◆ Objective:
Using the material that follows, identify and copy each line with the string "Number".

◆ Records provided:
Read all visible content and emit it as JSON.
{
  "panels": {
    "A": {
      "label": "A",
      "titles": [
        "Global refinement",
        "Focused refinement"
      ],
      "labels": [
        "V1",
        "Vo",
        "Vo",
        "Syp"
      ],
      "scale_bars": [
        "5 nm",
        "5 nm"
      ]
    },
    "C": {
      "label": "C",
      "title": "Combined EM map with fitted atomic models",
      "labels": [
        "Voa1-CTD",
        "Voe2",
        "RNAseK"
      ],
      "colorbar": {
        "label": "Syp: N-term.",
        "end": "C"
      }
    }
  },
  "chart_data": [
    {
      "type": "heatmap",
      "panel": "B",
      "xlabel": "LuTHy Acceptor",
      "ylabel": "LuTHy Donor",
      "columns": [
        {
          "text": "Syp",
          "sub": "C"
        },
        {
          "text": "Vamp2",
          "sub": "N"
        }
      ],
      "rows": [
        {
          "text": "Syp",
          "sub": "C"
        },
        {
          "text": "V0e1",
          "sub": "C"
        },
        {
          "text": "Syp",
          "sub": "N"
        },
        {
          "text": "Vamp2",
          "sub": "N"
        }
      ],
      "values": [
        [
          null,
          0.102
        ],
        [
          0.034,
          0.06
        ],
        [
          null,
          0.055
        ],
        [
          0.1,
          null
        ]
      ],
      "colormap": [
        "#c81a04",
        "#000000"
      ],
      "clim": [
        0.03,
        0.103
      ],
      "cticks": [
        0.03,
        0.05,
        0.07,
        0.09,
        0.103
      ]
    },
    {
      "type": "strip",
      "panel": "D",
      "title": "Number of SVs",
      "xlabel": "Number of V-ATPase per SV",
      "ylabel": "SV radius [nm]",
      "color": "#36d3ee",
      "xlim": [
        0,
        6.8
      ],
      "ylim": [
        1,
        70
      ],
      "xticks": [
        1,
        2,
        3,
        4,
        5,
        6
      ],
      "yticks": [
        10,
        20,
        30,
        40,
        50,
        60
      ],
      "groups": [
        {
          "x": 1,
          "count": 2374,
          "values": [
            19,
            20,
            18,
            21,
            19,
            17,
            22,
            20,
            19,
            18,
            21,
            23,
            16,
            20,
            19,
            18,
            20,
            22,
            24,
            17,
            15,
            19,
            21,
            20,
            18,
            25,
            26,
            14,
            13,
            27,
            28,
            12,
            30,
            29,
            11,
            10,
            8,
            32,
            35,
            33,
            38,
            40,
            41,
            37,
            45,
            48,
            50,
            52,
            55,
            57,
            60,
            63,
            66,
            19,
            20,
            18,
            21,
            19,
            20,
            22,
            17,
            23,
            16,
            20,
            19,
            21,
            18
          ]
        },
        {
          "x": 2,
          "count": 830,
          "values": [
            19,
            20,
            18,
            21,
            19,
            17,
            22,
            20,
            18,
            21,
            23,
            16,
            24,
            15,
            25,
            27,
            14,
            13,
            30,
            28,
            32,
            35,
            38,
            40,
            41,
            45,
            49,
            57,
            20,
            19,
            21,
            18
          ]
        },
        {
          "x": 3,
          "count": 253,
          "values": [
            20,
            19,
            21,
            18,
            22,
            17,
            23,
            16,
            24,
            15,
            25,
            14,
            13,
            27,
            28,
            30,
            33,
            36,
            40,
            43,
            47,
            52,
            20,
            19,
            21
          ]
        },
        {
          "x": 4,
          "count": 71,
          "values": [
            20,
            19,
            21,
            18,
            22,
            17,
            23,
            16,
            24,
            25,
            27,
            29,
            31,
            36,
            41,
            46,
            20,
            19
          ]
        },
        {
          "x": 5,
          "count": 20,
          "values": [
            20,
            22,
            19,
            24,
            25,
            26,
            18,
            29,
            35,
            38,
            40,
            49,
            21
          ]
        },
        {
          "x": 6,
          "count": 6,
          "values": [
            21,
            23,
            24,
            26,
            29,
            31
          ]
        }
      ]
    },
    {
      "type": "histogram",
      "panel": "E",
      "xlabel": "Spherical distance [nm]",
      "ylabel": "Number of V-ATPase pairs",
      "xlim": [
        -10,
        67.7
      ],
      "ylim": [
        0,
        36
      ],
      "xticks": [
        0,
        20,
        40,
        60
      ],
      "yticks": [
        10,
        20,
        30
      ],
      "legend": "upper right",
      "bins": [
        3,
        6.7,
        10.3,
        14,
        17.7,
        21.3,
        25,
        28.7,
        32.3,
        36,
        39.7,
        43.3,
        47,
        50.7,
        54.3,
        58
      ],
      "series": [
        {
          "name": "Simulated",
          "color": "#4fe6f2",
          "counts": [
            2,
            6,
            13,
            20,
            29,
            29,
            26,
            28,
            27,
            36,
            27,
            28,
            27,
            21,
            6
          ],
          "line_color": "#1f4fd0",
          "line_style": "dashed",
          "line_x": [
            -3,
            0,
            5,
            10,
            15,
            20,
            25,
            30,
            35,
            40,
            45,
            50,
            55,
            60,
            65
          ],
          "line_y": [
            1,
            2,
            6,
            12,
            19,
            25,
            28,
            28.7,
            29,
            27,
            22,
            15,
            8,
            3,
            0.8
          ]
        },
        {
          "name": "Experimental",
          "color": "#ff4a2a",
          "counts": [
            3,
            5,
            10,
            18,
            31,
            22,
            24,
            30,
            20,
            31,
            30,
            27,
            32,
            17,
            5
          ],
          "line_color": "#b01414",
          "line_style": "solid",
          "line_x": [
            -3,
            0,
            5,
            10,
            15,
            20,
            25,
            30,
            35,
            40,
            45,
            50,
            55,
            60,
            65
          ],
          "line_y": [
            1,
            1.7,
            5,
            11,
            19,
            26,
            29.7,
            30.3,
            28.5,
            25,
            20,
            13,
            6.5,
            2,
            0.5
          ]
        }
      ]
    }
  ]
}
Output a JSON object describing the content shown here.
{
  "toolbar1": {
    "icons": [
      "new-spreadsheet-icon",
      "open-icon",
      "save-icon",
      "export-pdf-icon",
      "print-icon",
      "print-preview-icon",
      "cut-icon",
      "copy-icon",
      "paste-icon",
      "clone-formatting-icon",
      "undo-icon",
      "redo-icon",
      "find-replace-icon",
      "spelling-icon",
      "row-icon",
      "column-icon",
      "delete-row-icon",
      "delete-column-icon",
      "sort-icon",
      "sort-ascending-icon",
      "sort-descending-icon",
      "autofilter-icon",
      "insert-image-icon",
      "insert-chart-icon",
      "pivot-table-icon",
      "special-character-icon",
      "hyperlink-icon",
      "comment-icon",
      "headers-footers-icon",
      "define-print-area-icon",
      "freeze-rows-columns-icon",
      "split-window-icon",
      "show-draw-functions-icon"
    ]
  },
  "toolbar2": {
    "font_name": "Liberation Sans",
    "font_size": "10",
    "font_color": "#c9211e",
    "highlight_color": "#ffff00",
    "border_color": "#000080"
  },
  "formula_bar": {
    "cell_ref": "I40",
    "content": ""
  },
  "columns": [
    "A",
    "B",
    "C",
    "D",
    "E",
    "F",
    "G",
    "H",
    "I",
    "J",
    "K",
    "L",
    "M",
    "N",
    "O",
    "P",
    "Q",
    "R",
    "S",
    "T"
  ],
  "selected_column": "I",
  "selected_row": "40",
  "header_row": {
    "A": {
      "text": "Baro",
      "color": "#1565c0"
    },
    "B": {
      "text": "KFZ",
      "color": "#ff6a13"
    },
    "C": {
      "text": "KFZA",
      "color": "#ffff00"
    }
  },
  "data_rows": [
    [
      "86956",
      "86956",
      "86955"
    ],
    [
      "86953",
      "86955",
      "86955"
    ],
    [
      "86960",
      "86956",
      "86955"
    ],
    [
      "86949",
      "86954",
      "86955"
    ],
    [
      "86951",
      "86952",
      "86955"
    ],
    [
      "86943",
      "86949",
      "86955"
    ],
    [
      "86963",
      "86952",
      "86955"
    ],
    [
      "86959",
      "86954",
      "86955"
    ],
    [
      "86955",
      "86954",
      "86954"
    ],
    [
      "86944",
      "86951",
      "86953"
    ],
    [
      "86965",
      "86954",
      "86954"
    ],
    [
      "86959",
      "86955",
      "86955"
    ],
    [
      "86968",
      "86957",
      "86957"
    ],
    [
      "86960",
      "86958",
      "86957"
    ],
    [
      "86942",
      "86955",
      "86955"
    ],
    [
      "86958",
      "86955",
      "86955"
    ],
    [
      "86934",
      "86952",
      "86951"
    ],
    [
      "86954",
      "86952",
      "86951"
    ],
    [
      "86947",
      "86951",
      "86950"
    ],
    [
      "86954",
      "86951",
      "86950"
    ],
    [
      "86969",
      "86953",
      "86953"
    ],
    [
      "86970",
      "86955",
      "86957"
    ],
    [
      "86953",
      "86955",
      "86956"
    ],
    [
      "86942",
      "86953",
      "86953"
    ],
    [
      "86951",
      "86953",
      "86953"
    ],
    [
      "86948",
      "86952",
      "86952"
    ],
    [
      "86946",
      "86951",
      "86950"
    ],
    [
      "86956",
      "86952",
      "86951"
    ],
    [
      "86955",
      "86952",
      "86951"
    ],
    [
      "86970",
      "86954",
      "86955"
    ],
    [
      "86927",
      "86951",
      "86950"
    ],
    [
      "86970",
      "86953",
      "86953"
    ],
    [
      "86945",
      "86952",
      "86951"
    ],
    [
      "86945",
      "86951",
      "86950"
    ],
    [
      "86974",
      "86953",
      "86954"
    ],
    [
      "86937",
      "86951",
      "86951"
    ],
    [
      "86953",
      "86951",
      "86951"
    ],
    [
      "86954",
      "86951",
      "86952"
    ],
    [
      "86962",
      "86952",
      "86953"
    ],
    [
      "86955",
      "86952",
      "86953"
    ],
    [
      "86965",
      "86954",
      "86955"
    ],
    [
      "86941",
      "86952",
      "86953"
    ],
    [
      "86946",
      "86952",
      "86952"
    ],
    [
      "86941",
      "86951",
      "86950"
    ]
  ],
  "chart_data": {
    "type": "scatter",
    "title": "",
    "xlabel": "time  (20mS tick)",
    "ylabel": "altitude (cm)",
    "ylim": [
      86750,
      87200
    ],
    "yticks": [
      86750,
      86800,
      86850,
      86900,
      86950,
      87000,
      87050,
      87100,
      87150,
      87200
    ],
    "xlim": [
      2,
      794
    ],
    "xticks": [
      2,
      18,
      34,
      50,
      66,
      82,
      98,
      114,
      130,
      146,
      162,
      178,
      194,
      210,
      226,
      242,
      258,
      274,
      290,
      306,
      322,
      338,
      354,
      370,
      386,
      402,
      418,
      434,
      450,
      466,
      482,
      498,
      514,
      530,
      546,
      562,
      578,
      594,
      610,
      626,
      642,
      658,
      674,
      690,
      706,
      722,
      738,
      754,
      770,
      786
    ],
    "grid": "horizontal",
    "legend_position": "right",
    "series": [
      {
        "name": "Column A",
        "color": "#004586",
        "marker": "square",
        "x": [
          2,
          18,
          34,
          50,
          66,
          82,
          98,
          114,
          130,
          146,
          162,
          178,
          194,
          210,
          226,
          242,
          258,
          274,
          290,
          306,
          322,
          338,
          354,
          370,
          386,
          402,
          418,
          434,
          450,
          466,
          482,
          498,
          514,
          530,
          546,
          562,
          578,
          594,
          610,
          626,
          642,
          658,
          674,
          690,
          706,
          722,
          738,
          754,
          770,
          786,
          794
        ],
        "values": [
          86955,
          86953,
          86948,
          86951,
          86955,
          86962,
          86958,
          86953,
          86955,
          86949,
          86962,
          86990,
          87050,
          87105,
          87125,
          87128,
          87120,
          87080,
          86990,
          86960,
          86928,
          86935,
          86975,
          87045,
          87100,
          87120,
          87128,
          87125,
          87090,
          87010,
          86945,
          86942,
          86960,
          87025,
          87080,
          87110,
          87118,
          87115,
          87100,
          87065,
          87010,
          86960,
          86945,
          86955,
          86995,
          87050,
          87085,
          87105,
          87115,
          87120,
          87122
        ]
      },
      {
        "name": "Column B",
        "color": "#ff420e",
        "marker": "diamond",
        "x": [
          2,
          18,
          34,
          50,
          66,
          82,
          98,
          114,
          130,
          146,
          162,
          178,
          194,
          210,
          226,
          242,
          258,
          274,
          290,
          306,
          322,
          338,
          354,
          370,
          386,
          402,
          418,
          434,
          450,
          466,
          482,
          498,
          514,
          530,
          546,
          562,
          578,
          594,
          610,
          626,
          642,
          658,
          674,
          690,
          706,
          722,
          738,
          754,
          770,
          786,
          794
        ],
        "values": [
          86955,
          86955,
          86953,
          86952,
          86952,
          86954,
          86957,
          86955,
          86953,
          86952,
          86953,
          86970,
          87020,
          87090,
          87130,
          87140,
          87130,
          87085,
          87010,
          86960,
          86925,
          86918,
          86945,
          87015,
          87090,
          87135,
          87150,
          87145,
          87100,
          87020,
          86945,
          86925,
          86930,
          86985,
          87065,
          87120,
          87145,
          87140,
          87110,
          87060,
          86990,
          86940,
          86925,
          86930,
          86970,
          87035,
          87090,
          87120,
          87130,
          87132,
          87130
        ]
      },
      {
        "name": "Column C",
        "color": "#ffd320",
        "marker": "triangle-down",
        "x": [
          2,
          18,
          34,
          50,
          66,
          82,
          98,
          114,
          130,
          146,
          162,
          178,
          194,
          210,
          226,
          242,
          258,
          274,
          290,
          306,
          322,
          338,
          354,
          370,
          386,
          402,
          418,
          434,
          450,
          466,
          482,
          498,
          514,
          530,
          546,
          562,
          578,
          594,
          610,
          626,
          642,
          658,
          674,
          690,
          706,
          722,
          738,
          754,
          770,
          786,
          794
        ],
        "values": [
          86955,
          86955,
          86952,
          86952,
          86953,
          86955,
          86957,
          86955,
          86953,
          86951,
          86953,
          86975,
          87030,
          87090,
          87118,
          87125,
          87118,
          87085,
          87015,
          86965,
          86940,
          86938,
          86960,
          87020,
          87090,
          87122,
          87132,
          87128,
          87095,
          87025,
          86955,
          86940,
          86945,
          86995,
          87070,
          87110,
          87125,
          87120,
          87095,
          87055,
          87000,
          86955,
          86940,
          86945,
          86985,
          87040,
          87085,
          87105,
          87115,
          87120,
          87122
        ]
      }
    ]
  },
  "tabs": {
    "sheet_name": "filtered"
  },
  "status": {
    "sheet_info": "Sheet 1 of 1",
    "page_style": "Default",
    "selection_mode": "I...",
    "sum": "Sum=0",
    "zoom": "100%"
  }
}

◆ Completed task:
      "title": "Number of SVs",
      "xlabel": "Number of V-ATPase per SV",
      "ylabel": "Number of V-ATPase pairs",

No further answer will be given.